**YOUR GOAL:** Count the lines below that contain "name". Give only the number.

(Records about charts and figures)
++++++

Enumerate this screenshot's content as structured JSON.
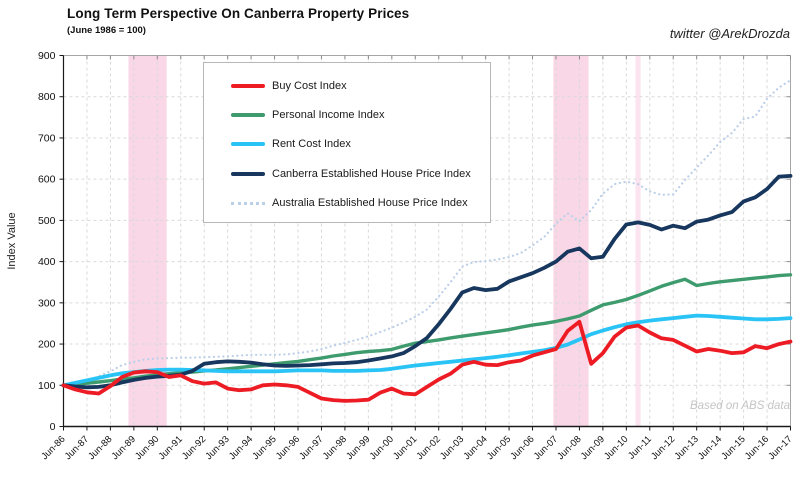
{
  "header": {
    "title": "Long Term Perspective On Canberra Property Prices",
    "subtitle": "(June 1986 = 100)",
    "attribution": "twitter @ArekDrozda"
  },
  "watermark": "Based on ABS data",
  "chart_data": {
    "type": "line",
    "title": "Long Term Perspective On Canberra Property Prices",
    "subtitle": "(June 1986 = 100)",
    "xlabel": "",
    "ylabel": "Index Value",
    "ylim": [
      0,
      900
    ],
    "yticks": [
      0,
      100,
      200,
      300,
      400,
      500,
      600,
      700,
      800,
      900
    ],
    "grid": "dashed",
    "legend_position": "upper-left-inset",
    "xtick_labels": [
      "Jun-86",
      "Jun-87",
      "Jun-88",
      "Jun-89",
      "Jun-90",
      "Jun-91",
      "Jun-92",
      "Jun-93",
      "Jun-94",
      "Jun-95",
      "Jun-96",
      "Jun-97",
      "Jun-98",
      "Jun-99",
      "Jun-00",
      "Jun-01",
      "Jun-02",
      "Jun-03",
      "Jun-04",
      "Jun-05",
      "Jun-06",
      "Jun-07",
      "Jun-08",
      "Jun-09",
      "Jun-10",
      "Jun-11",
      "Jun-12",
      "Jun-13",
      "Jun-14",
      "Jun-15",
      "Jun-16",
      "Jun-17"
    ],
    "xtick_years": [
      1986.5,
      1987.5,
      1988.5,
      1989.5,
      1990.5,
      1991.5,
      1992.5,
      1993.5,
      1994.5,
      1995.5,
      1996.5,
      1997.5,
      1998.5,
      1999.5,
      2000.5,
      2001.5,
      2002.5,
      2003.5,
      2004.5,
      2005.5,
      2006.5,
      2007.5,
      2008.5,
      2009.5,
      2010.5,
      2011.5,
      2012.5,
      2013.5,
      2014.5,
      2015.5,
      2016.5,
      2017.5
    ],
    "bands": [
      {
        "label": "recession-band-1989-90",
        "x1": 1989.27,
        "x2": 1990.9,
        "color": "#F9D7E7"
      },
      {
        "label": "recession-band-2007-08",
        "x1": 2007.39,
        "x2": 2008.89,
        "color": "#F9D7E7"
      },
      {
        "label": "band-2010-11",
        "x1": 2010.89,
        "x2": 2011.11,
        "color": "#FBE3F0"
      }
    ],
    "x": [
      1986.5,
      1987,
      1987.5,
      1988,
      1988.5,
      1989,
      1989.5,
      1990,
      1990.5,
      1991,
      1991.5,
      1992,
      1992.5,
      1993,
      1993.5,
      1994,
      1994.5,
      1995,
      1995.5,
      1996,
      1996.5,
      1997,
      1997.5,
      1998,
      1998.5,
      1999,
      1999.5,
      2000,
      2000.5,
      2001,
      2001.5,
      2002,
      2002.5,
      2003,
      2003.5,
      2004,
      2004.5,
      2005,
      2005.5,
      2006,
      2006.5,
      2007,
      2007.5,
      2008,
      2008.5,
      2009,
      2009.5,
      2010,
      2010.5,
      2011,
      2011.5,
      2012,
      2012.5,
      2013,
      2013.5,
      2014,
      2014.5,
      2015,
      2015.5,
      2016,
      2016.5,
      2017,
      2017.5
    ],
    "series": [
      {
        "name": "Buy Cost Index",
        "color": "#ED1C24",
        "width": 3.8,
        "style": "solid",
        "values": [
          100,
          90,
          83,
          80,
          98,
          120,
          131,
          134,
          132,
          120,
          124,
          110,
          104,
          107,
          92,
          88,
          90,
          100,
          102,
          100,
          96,
          82,
          68,
          64,
          62,
          63,
          65,
          82,
          92,
          80,
          78,
          96,
          114,
          128,
          150,
          157,
          150,
          149,
          156,
          160,
          172,
          180,
          188,
          232,
          254,
          152,
          178,
          218,
          240,
          245,
          228,
          214,
          210,
          196,
          182,
          188,
          184,
          178,
          180,
          195,
          190,
          200,
          206
        ]
      },
      {
        "name": "Personal Income Index",
        "color": "#3E9B6E",
        "width": 3.4,
        "style": "solid",
        "values": [
          100,
          102,
          105,
          108,
          111,
          115,
          118,
          122,
          125,
          128,
          130,
          132,
          135,
          137,
          140,
          143,
          146,
          149,
          152,
          155,
          158,
          162,
          166,
          171,
          175,
          179,
          182,
          184,
          187,
          195,
          202,
          206,
          210,
          215,
          219,
          223,
          227,
          231,
          235,
          241,
          246,
          250,
          255,
          261,
          268,
          282,
          295,
          301,
          308,
          318,
          329,
          340,
          349,
          357,
          342,
          347,
          351,
          354,
          357,
          360,
          363,
          366,
          368
        ]
      },
      {
        "name": "Rent Cost Index",
        "color": "#29C4F5",
        "width": 3.8,
        "style": "solid",
        "values": [
          100,
          106,
          112,
          118,
          124,
          129,
          132,
          135,
          137,
          138,
          138,
          137,
          136,
          135,
          134,
          134,
          134,
          134,
          134,
          135,
          136,
          136,
          136,
          135,
          135,
          135,
          136,
          137,
          140,
          144,
          148,
          151,
          154,
          157,
          160,
          163,
          166,
          169,
          173,
          177,
          181,
          185,
          191,
          199,
          211,
          224,
          233,
          241,
          248,
          253,
          257,
          260,
          263,
          266,
          269,
          268,
          266,
          264,
          262,
          260,
          260,
          261,
          263
        ]
      },
      {
        "name": "Canberra Established House Price Index",
        "color": "#17375E",
        "width": 3.8,
        "style": "solid",
        "values": [
          100,
          97,
          95,
          96,
          100,
          107,
          113,
          118,
          121,
          123,
          126,
          135,
          152,
          156,
          158,
          157,
          155,
          151,
          148,
          147,
          148,
          149,
          151,
          153,
          154,
          156,
          160,
          165,
          170,
          178,
          195,
          215,
          248,
          285,
          325,
          336,
          331,
          334,
          352,
          362,
          372,
          385,
          400,
          424,
          432,
          408,
          412,
          455,
          490,
          495,
          489,
          478,
          487,
          481,
          497,
          502,
          512,
          520,
          546,
          556,
          576,
          606,
          608
        ]
      },
      {
        "name": "Australia Established House Price Index",
        "color": "#BCCFE8",
        "width": 2.2,
        "style": "dotted",
        "values": [
          100,
          104,
          110,
          122,
          134,
          149,
          157,
          163,
          165,
          166,
          167,
          167,
          168,
          169,
          170,
          172,
          174,
          174,
          174,
          175,
          178,
          182,
          188,
          196,
          203,
          210,
          219,
          229,
          240,
          252,
          266,
          284,
          315,
          350,
          388,
          399,
          401,
          405,
          411,
          421,
          439,
          460,
          492,
          517,
          498,
          525,
          565,
          588,
          594,
          588,
          570,
          562,
          563,
          598,
          628,
          658,
          690,
          712,
          746,
          752,
          795,
          822,
          840
        ]
      }
    ]
  }
}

++++++

**THE RESPONSE:** 5